:: DATA FOR PROCESSING

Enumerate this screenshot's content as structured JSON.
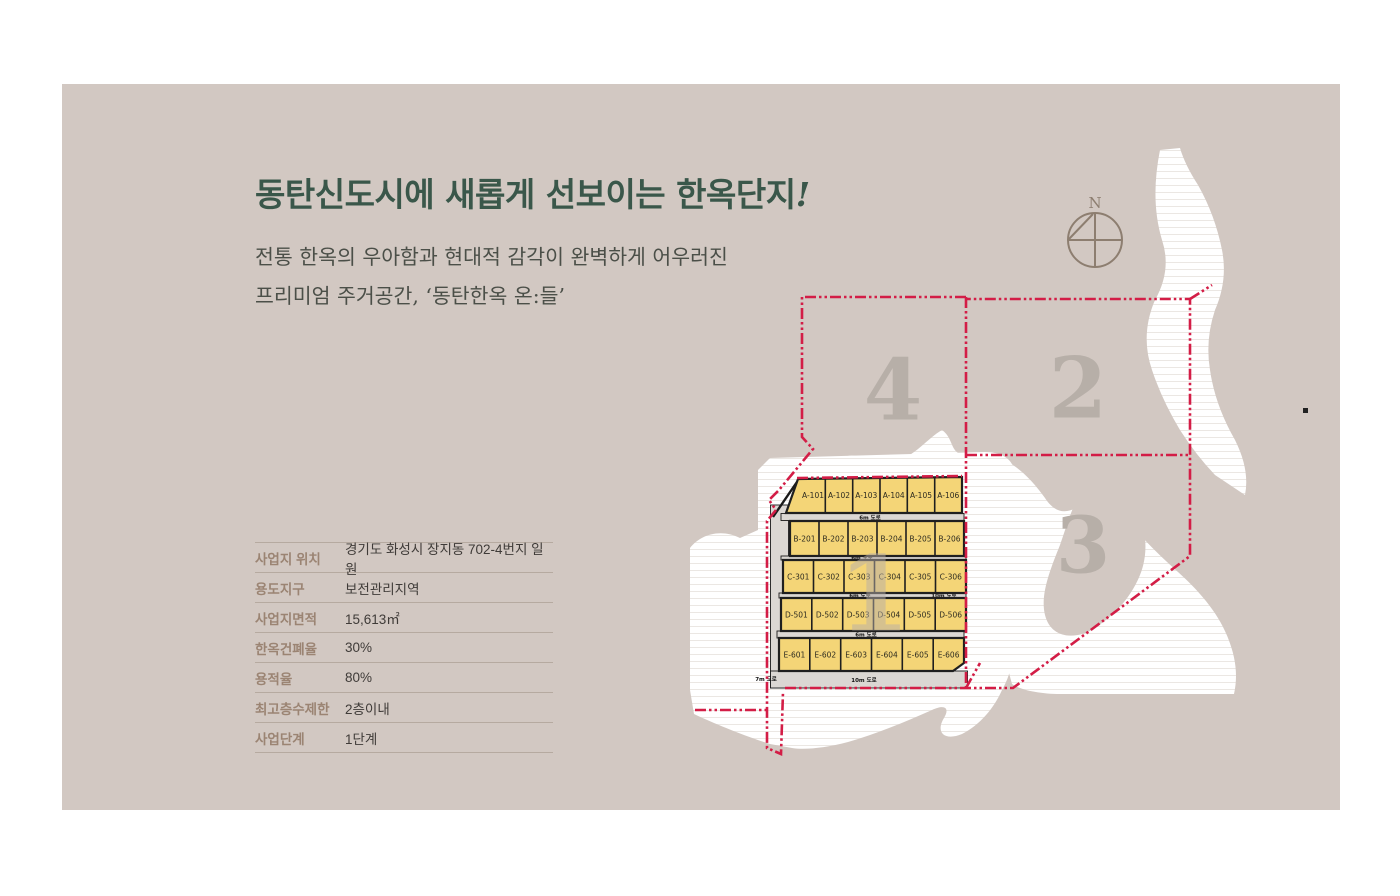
{
  "slide": {
    "title": "동탄신도시에 새롭게 선보이는 한옥단지",
    "title_bang": "!",
    "subtitle_line1": "전통 한옥의 우아함과 현대적 감각이 완벽하게 어우러진",
    "subtitle_line2": "프리미엄 주거공간, ‘동탄한옥 온:들’"
  },
  "info_table": {
    "rows": [
      {
        "label": "사업지 위치",
        "value": "경기도 화성시 장지동 702-4번지 일원"
      },
      {
        "label": "용도지구",
        "value": "보전관리지역"
      },
      {
        "label": "사업지면적",
        "value": "15,613㎡"
      },
      {
        "label": "한옥건폐율",
        "value": "30%"
      },
      {
        "label": "용적율",
        "value": "80%"
      },
      {
        "label": "최고층수제한",
        "value": "2층이내"
      },
      {
        "label": "사업단계",
        "value": "1단계"
      }
    ]
  },
  "map": {
    "compass_label": "N",
    "zone_labels": {
      "z1": "1",
      "z2": "2",
      "z3": "3",
      "z4": "4"
    },
    "blocks": [
      {
        "row": "A",
        "lots": [
          "A-101",
          "A-102",
          "A-103",
          "A-104",
          "A-105",
          "A-106"
        ]
      },
      {
        "row": "B",
        "lots": [
          "B-201",
          "B-202",
          "B-203",
          "B-204",
          "B-205",
          "B-206"
        ]
      },
      {
        "row": "C",
        "lots": [
          "C-301",
          "C-302",
          "C-303",
          "C-304",
          "C-305",
          "C-306"
        ]
      },
      {
        "row": "D",
        "lots": [
          "D-501",
          "D-502",
          "D-503",
          "D-504",
          "D-505",
          "D-506"
        ]
      },
      {
        "row": "E",
        "lots": [
          "E-601",
          "E-602",
          "E-603",
          "E-604",
          "E-605",
          "E-606"
        ]
      }
    ],
    "road_labels": {
      "gap_road": "6m 도로",
      "side_road": "10m 도로",
      "bottom_road": "10m 도로",
      "left_road": "7m 도로"
    },
    "colors": {
      "card_bg": "#d2c8c2",
      "accent_red": "#d31d46",
      "lot_yellow": "#f4d577",
      "title_green": "#3a574a",
      "label_brown": "#9b8473",
      "compass_gray": "#8d7e70",
      "zone_gray": "#b7afa8"
    }
  }
}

::::

All records must be output exactly as they are, except for the pictures, which are left out.

RESULT OF THE TASK =
Enumerate this screenshot's content as structured JSON.
{
  "slide": {
    "title": "동탄신도시에 새롭게 선보이는 한옥단지",
    "title_bang": "!",
    "subtitle_line1": "전통 한옥의 우아함과 현대적 감각이 완벽하게 어우러진",
    "subtitle_line2": "프리미엄 주거공간, ‘동탄한옥 온:들’"
  },
  "info_table": {
    "rows": [
      {
        "label": "사업지 위치",
        "value": "경기도 화성시 장지동 702-4번지 일원"
      },
      {
        "label": "용도지구",
        "value": "보전관리지역"
      },
      {
        "label": "사업지면적",
        "value": "15,613㎡"
      },
      {
        "label": "한옥건폐율",
        "value": "30%"
      },
      {
        "label": "용적율",
        "value": "80%"
      },
      {
        "label": "최고층수제한",
        "value": "2층이내"
      },
      {
        "label": "사업단계",
        "value": "1단계"
      }
    ]
  },
  "map": {
    "compass_label": "N",
    "zone_labels": {
      "z1": "1",
      "z2": "2",
      "z3": "3",
      "z4": "4"
    },
    "blocks": [
      {
        "row": "A",
        "lots": [
          "A-101",
          "A-102",
          "A-103",
          "A-104",
          "A-105",
          "A-106"
        ]
      },
      {
        "row": "B",
        "lots": [
          "B-201",
          "B-202",
          "B-203",
          "B-204",
          "B-205",
          "B-206"
        ]
      },
      {
        "row": "C",
        "lots": [
          "C-301",
          "C-302",
          "C-303",
          "C-304",
          "C-305",
          "C-306"
        ]
      },
      {
        "row": "D",
        "lots": [
          "D-501",
          "D-502",
          "D-503",
          "D-504",
          "D-505",
          "D-506"
        ]
      },
      {
        "row": "E",
        "lots": [
          "E-601",
          "E-602",
          "E-603",
          "E-604",
          "E-605",
          "E-606"
        ]
      }
    ],
    "road_labels": {
      "gap_road": "6m 도로",
      "side_road": "10m 도로",
      "bottom_road": "10m 도로",
      "left_road": "7m 도로"
    },
    "colors": {
      "card_bg": "#d2c8c2",
      "accent_red": "#d31d46",
      "lot_yellow": "#f4d577",
      "title_green": "#3a574a",
      "label_brown": "#9b8473",
      "compass_gray": "#8d7e70",
      "zone_gray": "#b7afa8"
    }
  }
}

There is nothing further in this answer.